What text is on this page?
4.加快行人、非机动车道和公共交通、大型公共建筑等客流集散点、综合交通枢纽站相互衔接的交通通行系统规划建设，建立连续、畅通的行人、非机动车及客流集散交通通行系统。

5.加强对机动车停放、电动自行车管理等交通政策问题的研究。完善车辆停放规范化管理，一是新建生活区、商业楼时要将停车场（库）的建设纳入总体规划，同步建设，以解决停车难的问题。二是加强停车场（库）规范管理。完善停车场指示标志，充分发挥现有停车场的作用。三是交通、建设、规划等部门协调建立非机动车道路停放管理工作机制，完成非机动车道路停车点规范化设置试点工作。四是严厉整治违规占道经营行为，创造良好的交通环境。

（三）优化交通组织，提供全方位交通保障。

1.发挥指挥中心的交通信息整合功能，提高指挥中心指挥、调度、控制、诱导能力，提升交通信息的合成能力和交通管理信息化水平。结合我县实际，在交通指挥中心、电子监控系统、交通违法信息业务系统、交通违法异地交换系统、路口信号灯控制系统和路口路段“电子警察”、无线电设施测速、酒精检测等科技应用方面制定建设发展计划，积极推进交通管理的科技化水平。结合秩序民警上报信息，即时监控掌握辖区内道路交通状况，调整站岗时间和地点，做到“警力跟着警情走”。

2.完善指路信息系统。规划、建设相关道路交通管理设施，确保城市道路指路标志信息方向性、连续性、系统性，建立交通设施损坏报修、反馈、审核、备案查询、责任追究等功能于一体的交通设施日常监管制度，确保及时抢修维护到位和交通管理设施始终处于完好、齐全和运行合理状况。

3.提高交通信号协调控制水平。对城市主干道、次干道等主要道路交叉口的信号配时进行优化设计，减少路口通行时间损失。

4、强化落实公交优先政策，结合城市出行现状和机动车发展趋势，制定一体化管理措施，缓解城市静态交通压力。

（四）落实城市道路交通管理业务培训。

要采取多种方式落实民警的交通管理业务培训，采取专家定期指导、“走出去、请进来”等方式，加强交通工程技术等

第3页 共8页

•••••

== THE EXERCISE ==
Copy out all of the records shown above exactly.

== ANSWER TO THE TASK ==
What text is on this page?
4.加快行人、非机动车道和公共交通、大型公共建筑等客流集散点、综合交通枢纽站相互衔接的交通通行系统规划建设，建立连续、畅通的行人、非机动车及客流集散交通通行系统。

5.加强对机动车停放、电动自行车管理等交通政策问题的研究。完善车辆停放规范化管理，一是新建生活区、商业楼时要将停车场（库）的建设纳入总体规划，同步建设，以解决停车难的问题。二是加强停车场（库）规范管理。完善停车场指示标志，充分发挥现有停车场的作用。三是交通、建设、规划等部门协调建立非机动车道路停放管理工作机制，完成非机动车道路停车点规范化设置试点工作。四是严厉整治违规占道经营行为，创造良好的交通环境。

（三）优化交通组织，提供全方位交通保障。

1.发挥指挥中心的交通信息整合功能，提高指挥中心指挥、调度、控制、诱导能力，提升交通信息的合成能力和交通管理信息化水平。结合我县实际，在交通指挥中心、电子监控系统、交通违法信息业务系统、交通违法异地交换系统、路口信号灯控制系统和路口路段“电子警察”、无线电设施测速、酒精检测等科技应用方面制定建设发展计划，积极推进交通管理的科技化水平。结合秩序民警上报信息，即时监控掌握辖区内道路交通状况，调整站岗时间和地点，做到“警力跟着警情走”。

2.完善指路信息系统。规划、建设相关道路交通管理设施，确保城市道路指路标志信息方向性、连续性、系统性，建立交通设施损坏报修、反馈、审核、备案查询、责任追究等功能于一体的交通设施日常监管制度，确保及时抢修维护到位和交通管理设施始终处于完好、齐全和运行合理状况。

3.提高交通信号协调控制水平。对城市主干道、次干道等主要道路交叉口的信号配时进行优化设计，减少路口通行时间损失。

4、强化落实公交优先政策，结合城市出行现状和机动车发展趋势，制定一体化管理措施，缓解城市静态交通压力。

（四）落实城市道路交通管理业务培训。

要采取多种方式落实民警的交通管理业务培训，采取专家定期指导、“走出去、请进来”等方式，加强交通工程技术等

第3页 共8页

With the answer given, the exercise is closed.